-- PASSAGE --
* * * * * * * * *
TellTale’s The Wolf Among Us continued with the adult themes. First and foremost, the game, like the comic, is set in a gritty New York City. The narrative focuses on a hidden community of fairy tale characters that are essentially just like any other immigrant group. They’re all just trying to survive in this new land by any means necessary. The main story arc will spin your head, but if that’s not enough, each of the related side stories are all tragically authentic too. Playing as the Sheriff of this community, you can’t help but be touched by each of their plights.
This kind of storytelling is what got TellTale noticed. Unfortunately, it seems like the game maker places more value on their ability to secure licensing deals than offering a meaningful narrative. For me, this was made painfully obvious after playing DontNod’s surprising Life is Strange. Where Life is Strange tackled issues like bullying, drug abuse, sexual abuse, depression, and suicide authentically and through the eyes of a teenager, TellTale’s second season of The Walking Dead put players into the role of a eight- or nine-year-old girl, who by definition has no responsibility except self-preservation.
TellTale moved on from The Walking Dead with Tales From the Borderlands which, while entertaining, used its M rating to graphically blow up bodies as it built up to finger gun battles and a main story arc that revolves around robot love. Simultaneously, they tackled HBO’s Game of Thrones. That game follows five different characters, offers plenty of death and gore, and ends just as nihilistically as the television show can be. Unfortunately, that’s just about the only thing that resembled the source. Despite voicework from the series’ actual actors, with shorter episodes becoming the norm, the whole affair is just really too diluted for any of the tragic events that happen to House Forrester to hold any real weight.
Minecraft: Story Mode, with its accelerated Holiday release schedule is an obvious cash grab. Why they spent all that money on the voice talent is beyond me. Now, as the current television season wraps up, TellTale has returned to The Walking Dead with the Michonne mini-series. Having played through the first episode, I have to say I’m unimpressed. Like the previous titles, it’s an interesting story for fans of the franchise, but it’s definitely not as compelling as the source material. It tries to open with some weight, but is so inconsistent with its delivery, that it renders the whole sequence meaningless.
Honestly, there’s a reason why point-and-click adventure games are somewhat of a relic. It’s because there is very little actual interaction with the game. You’re not really controlling anything and with TellTale’s games, you can actually just set down the controller for long periods. TellTale tries to keep you more involved with quick time events(QTEs), but they rarely convey any real sense of control. Ultimately, the only thing that really makes this kind of game compelling is the narrative. Without that, a licensed TellTale game is essentially equivalent to watching a franchise related webisode on YouTube, like Halo: Fall of Reach.
Point-and-click adventure games, by nature, can hold an audience captive for significant period of time. That cuts both ways though. While that time can be used to provide a meaningful narrative, it can also bore gamers to death. If developers like TellTale squander the opportunity of the genre’s resurgence, it will surely end just as suddenly as it appeared. Maybe the licensing-focused TellTale aren’t the ones to look to, but if someone else can’t consistently offer compelling content in the genre, it might be another 15 or 20 years before someone figures out how to bring it back.
The opinions in this editorial are the author’s and do not represent OnlySP as an organization.
* * * * * * * * *
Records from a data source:
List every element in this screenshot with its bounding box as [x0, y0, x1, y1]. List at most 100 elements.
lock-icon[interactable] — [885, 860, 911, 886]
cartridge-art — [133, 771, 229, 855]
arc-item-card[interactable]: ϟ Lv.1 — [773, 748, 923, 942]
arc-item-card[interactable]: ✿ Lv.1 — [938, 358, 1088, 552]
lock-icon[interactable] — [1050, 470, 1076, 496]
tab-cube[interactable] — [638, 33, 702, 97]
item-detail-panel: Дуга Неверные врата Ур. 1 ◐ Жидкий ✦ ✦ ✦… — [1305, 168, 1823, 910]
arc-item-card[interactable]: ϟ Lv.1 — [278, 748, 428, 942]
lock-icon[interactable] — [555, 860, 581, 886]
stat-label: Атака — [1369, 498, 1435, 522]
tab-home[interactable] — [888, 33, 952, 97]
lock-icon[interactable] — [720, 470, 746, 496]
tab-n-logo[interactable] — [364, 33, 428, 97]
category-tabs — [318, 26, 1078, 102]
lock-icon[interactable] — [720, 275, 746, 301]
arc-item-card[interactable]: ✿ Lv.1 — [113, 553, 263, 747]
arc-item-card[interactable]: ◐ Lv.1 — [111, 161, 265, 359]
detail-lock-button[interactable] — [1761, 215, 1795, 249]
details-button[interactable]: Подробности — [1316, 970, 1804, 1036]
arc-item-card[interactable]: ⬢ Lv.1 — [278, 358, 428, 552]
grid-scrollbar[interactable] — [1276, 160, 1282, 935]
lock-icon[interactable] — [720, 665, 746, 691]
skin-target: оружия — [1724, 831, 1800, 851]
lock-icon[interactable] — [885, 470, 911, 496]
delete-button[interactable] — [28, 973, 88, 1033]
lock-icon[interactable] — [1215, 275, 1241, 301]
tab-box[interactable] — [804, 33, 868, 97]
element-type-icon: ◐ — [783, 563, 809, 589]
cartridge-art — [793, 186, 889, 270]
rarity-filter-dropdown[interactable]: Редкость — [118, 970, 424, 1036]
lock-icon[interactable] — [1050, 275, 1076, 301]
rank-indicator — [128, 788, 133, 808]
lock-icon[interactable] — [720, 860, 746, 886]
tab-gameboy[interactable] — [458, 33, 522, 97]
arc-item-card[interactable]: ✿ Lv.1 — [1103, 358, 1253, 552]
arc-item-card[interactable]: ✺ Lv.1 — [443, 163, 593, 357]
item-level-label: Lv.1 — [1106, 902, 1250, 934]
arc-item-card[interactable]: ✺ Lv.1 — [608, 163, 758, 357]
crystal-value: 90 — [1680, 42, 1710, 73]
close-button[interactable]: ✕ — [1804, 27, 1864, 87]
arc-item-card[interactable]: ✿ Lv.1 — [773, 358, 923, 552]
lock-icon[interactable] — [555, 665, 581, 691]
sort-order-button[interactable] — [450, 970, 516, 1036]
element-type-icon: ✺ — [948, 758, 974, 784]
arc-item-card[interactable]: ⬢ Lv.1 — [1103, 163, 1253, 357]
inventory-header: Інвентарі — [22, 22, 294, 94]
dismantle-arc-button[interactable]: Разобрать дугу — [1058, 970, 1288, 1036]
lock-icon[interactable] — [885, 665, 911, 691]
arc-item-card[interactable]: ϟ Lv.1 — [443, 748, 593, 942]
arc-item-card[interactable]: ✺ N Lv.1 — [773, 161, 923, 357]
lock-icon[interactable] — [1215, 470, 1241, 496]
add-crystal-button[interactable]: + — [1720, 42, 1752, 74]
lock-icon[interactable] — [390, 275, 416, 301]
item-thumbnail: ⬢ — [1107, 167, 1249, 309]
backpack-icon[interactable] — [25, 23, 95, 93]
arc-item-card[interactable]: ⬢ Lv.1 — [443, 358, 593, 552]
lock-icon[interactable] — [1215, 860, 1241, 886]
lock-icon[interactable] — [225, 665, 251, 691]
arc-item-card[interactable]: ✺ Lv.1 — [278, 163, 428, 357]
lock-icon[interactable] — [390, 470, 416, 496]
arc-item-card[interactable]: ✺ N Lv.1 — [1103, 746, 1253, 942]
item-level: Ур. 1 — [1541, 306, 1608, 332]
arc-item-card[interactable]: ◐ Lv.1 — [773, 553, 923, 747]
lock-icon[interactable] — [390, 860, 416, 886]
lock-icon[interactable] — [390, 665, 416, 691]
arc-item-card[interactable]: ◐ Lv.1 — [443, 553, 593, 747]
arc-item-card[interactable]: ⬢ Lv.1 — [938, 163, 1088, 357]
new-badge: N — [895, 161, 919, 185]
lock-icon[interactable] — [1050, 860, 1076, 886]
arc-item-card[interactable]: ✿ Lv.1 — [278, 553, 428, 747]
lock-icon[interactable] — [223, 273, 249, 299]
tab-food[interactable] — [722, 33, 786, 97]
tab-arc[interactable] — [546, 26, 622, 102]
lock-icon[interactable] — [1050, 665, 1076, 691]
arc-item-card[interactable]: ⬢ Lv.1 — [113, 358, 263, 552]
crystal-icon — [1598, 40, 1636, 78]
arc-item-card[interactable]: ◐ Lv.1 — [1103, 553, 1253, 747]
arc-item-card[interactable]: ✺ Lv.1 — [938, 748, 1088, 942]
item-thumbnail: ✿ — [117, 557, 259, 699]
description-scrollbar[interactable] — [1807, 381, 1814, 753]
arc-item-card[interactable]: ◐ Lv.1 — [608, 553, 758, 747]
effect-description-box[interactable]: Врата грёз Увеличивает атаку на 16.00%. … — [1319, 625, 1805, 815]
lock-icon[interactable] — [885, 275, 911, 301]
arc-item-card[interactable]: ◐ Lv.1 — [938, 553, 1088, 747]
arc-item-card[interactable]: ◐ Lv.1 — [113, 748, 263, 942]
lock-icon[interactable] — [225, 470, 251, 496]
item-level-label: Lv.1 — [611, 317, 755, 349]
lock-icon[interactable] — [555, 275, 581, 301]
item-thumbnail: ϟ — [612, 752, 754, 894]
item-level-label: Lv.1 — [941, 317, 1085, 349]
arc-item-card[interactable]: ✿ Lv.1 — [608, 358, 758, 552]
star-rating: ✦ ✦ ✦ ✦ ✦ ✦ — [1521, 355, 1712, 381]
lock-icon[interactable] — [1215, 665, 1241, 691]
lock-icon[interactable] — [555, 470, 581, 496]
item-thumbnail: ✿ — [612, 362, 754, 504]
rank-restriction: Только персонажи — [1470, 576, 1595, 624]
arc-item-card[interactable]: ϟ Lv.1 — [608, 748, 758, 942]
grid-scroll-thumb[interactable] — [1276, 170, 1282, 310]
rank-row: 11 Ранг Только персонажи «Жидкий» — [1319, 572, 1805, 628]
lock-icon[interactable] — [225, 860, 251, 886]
* * * * * * * * *
-- QUESTIONS ON THE MATERIAL --
**1.** Rewrite the TellTale editorial from "This kind of storytelling" to "responsibility except self-preservation.", changing "teenager" to "high school student".
**2.** In the TellTale editorial, what role does the player take in The Wolf Among Us?

-- ANSWERS --
**1.**
This kind of storytelling is what got TellTale noticed. Unfortunately, it seems like the game maker places more value on their ability to secure licensing deals than offering a meaningful narrative. For me, this was made painfully obvious after playing DontNod’s surprising Life is Strange. Where Life is Strange tackled issues like bullying, drug abuse, sexual abuse, depression, and suicide authentically and through the eyes of a high school student, TellTale’s second season of The Walking Dead put players into the role of a eight- or nine-year-old girl, who by definition has no responsibility except self-preservation.

**2.** The Sheriff of the hidden community of fairy tale characters.